— Set task —
Look through the data below and return each line where "Projectile" appears.
------ Input data
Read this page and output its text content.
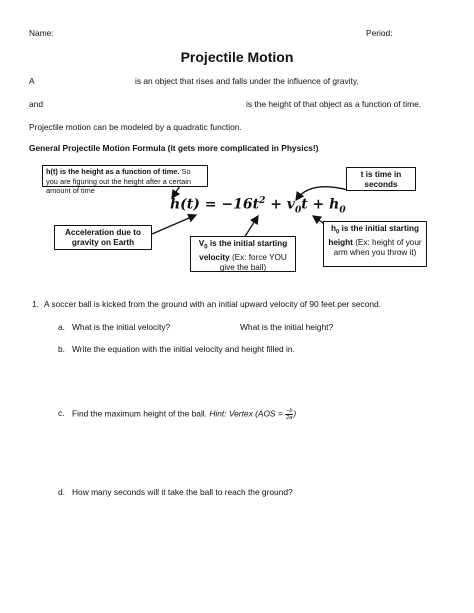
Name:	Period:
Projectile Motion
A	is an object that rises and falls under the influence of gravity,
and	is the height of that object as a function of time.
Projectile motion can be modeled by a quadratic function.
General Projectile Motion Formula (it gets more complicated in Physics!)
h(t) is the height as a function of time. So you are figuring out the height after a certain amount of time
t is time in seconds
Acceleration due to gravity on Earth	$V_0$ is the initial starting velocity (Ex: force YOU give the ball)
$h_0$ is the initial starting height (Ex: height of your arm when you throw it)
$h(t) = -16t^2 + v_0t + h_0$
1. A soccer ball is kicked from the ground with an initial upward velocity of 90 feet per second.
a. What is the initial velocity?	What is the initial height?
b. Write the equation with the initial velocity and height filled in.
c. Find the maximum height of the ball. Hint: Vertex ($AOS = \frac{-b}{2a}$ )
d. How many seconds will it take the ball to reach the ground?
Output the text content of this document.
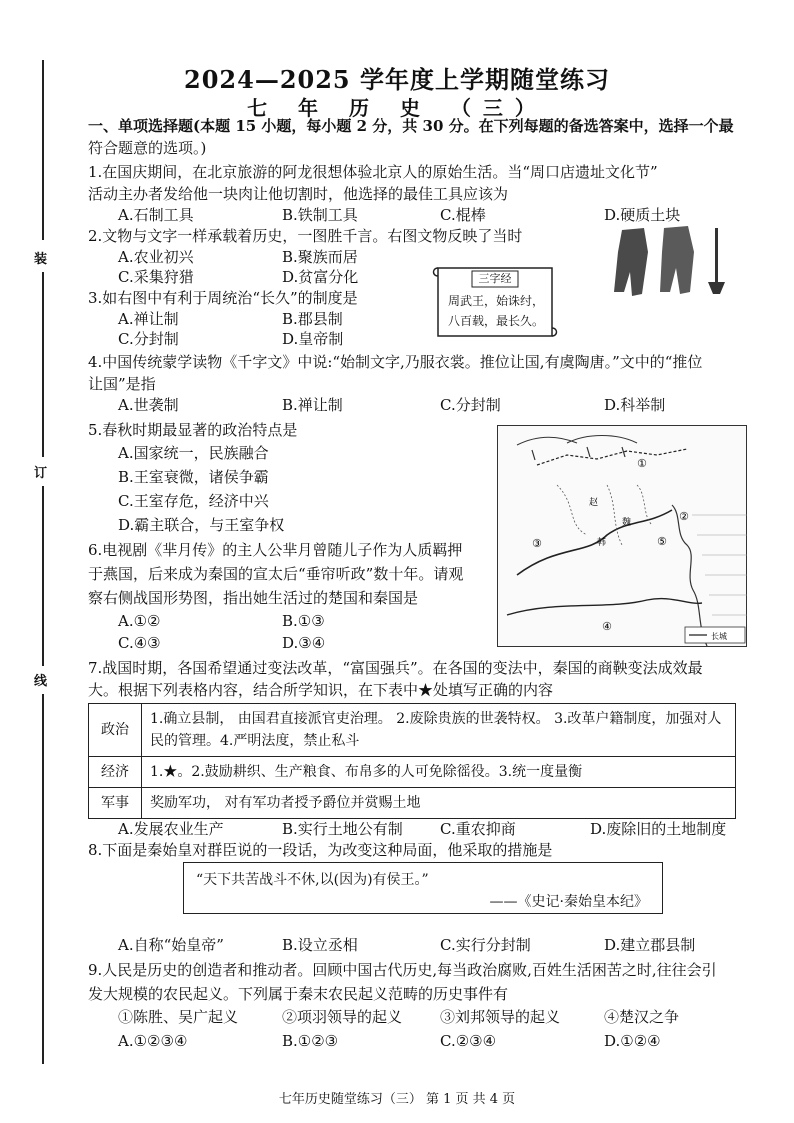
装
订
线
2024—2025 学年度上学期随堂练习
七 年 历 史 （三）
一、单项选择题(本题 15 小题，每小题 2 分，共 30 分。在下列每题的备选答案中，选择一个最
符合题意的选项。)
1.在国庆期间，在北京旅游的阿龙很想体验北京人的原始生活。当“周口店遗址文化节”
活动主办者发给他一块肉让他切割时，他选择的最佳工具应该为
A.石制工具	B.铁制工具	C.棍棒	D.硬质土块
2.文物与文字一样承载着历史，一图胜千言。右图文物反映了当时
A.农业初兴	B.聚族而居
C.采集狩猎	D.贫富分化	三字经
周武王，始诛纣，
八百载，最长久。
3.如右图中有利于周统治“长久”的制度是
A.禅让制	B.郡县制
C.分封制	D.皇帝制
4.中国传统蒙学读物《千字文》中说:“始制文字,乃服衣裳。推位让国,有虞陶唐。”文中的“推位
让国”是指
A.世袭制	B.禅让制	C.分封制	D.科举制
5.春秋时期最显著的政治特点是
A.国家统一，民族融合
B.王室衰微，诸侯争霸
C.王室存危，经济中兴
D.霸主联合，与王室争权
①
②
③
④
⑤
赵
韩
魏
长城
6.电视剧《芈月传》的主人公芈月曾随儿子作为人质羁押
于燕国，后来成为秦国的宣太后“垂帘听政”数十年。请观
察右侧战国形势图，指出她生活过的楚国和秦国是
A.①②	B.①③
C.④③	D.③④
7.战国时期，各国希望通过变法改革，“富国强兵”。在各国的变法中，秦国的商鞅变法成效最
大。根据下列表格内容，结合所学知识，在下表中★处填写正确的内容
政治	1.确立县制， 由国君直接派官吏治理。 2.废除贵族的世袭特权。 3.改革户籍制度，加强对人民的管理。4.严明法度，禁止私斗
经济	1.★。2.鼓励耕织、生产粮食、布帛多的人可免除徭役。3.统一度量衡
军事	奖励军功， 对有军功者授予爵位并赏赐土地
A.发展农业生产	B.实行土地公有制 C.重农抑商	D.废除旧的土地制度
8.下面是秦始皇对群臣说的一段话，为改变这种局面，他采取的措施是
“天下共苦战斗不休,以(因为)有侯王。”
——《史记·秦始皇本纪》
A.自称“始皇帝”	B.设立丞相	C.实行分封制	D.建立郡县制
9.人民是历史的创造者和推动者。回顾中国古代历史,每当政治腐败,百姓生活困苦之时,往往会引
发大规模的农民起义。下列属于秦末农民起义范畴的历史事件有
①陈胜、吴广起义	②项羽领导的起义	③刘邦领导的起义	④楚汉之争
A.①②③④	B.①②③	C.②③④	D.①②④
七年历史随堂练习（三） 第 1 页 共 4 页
------------
— Task result —
Projectile Motion
Projectile motion can be modeled by a quadratic function.
General Projectile Motion Formula (it gets more complicated in Physics!)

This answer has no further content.